• [Your task]: Your answer should be only a number: how many lines include the word "novads".

• [Input for this task]:
--*--

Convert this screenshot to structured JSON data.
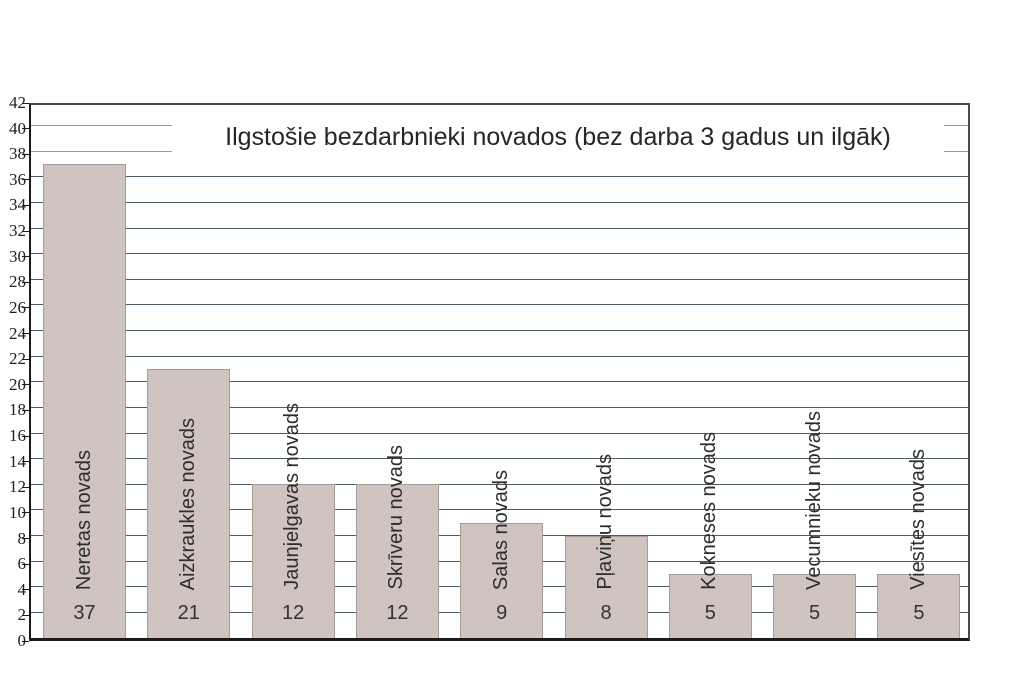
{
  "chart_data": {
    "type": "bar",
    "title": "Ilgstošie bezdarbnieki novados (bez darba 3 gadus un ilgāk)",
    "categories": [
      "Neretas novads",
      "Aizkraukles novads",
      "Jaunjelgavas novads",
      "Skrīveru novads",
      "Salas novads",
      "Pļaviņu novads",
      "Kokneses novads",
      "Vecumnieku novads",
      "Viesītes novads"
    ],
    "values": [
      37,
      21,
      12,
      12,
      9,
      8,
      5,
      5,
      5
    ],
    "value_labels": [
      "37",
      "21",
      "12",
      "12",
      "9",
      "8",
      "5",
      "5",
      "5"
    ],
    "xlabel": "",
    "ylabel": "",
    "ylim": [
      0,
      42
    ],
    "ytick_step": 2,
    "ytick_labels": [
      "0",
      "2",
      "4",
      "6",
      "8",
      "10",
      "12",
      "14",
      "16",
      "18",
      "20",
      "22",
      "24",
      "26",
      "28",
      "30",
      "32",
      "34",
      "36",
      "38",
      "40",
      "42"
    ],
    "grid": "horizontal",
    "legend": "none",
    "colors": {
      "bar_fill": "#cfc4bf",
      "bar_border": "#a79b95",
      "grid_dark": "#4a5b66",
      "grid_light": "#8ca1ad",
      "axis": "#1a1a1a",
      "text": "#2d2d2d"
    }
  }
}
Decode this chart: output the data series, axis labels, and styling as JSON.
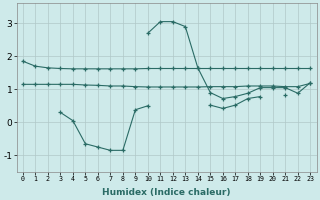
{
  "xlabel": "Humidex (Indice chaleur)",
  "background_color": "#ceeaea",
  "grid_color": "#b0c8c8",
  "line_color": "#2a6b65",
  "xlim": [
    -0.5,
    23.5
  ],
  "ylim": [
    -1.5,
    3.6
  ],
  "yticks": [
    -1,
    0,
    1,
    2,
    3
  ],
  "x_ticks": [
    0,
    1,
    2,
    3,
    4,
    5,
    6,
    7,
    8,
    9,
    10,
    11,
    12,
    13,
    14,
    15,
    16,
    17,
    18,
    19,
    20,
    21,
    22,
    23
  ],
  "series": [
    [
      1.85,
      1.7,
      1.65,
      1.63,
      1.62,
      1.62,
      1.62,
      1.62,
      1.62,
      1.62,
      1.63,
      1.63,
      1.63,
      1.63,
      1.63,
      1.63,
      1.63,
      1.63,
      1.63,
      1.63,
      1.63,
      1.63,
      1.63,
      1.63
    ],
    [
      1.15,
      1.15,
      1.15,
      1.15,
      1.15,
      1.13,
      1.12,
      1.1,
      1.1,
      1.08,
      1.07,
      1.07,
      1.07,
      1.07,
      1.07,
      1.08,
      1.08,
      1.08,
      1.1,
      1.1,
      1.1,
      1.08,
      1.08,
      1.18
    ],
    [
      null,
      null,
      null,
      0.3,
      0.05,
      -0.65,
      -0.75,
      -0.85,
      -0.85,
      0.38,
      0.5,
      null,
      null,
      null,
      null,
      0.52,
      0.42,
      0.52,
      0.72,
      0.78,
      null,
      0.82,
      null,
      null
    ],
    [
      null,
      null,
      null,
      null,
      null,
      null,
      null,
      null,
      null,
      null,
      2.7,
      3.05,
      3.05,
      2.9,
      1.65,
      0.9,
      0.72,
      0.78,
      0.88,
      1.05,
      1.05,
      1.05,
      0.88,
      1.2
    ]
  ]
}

--*--

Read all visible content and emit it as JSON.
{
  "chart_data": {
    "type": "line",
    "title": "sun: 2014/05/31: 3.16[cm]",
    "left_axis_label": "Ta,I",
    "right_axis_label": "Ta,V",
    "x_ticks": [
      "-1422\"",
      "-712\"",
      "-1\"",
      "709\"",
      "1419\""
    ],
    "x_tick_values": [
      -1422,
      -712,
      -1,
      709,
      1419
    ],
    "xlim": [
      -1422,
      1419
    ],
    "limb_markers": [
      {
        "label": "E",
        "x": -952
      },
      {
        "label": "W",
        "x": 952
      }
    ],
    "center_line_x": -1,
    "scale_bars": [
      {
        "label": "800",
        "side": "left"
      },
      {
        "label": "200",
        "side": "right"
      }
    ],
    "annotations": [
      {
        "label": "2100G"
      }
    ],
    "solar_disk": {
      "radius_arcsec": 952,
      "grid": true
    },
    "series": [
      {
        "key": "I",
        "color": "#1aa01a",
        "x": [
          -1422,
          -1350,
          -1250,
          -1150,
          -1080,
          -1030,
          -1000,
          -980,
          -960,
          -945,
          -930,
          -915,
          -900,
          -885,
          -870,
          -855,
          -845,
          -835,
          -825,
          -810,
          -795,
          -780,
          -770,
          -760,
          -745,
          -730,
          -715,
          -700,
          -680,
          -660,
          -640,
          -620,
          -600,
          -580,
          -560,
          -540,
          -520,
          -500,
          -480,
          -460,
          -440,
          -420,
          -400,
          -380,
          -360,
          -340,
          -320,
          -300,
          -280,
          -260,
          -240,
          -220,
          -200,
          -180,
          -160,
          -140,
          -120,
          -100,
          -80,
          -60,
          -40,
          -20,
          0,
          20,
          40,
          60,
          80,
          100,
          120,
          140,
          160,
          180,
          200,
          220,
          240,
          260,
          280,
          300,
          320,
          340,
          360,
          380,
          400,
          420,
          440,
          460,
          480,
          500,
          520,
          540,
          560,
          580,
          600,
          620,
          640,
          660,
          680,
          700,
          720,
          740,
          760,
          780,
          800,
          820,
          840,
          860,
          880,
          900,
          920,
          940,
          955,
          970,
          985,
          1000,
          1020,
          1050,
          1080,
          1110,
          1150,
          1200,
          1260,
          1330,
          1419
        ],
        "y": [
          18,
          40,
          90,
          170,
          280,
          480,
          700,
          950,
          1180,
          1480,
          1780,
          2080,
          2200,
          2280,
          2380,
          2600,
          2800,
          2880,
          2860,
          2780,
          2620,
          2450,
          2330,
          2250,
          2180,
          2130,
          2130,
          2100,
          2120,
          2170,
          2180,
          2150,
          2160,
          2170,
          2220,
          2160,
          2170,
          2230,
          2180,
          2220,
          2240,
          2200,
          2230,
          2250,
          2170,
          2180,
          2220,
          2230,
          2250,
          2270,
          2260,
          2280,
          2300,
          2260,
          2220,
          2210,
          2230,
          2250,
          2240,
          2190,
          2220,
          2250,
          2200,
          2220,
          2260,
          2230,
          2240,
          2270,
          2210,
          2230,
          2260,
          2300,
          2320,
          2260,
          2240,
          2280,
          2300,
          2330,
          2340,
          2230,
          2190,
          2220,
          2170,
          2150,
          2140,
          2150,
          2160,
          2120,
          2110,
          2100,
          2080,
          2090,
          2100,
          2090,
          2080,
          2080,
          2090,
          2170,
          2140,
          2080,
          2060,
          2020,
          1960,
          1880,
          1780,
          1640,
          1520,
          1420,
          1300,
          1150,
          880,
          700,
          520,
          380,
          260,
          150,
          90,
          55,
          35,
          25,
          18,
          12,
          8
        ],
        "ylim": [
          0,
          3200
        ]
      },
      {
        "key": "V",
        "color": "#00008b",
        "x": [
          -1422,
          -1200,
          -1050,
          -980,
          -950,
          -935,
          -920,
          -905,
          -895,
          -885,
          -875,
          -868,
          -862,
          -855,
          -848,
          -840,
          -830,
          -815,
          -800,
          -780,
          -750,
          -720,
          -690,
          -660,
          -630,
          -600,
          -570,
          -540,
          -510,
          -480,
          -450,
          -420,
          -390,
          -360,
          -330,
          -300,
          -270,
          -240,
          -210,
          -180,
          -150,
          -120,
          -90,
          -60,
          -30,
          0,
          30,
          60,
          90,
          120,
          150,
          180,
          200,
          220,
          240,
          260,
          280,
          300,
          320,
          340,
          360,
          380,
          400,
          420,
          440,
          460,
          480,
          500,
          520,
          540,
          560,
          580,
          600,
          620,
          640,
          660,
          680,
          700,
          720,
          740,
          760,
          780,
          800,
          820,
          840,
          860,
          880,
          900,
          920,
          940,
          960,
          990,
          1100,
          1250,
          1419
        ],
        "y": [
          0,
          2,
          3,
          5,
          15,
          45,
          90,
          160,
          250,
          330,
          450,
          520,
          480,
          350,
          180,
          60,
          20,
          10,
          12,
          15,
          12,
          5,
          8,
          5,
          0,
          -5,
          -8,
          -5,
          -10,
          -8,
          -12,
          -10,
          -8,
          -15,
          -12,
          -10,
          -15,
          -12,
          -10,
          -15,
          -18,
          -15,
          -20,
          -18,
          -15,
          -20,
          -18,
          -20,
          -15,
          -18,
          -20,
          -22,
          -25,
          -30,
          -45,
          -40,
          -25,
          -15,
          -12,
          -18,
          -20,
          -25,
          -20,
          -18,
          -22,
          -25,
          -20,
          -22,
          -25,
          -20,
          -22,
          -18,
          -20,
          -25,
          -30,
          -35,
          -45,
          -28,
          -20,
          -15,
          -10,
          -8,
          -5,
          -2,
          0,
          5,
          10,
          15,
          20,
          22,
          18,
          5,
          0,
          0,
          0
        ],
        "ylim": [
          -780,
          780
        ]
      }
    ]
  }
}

--*--

• [The solution]: 9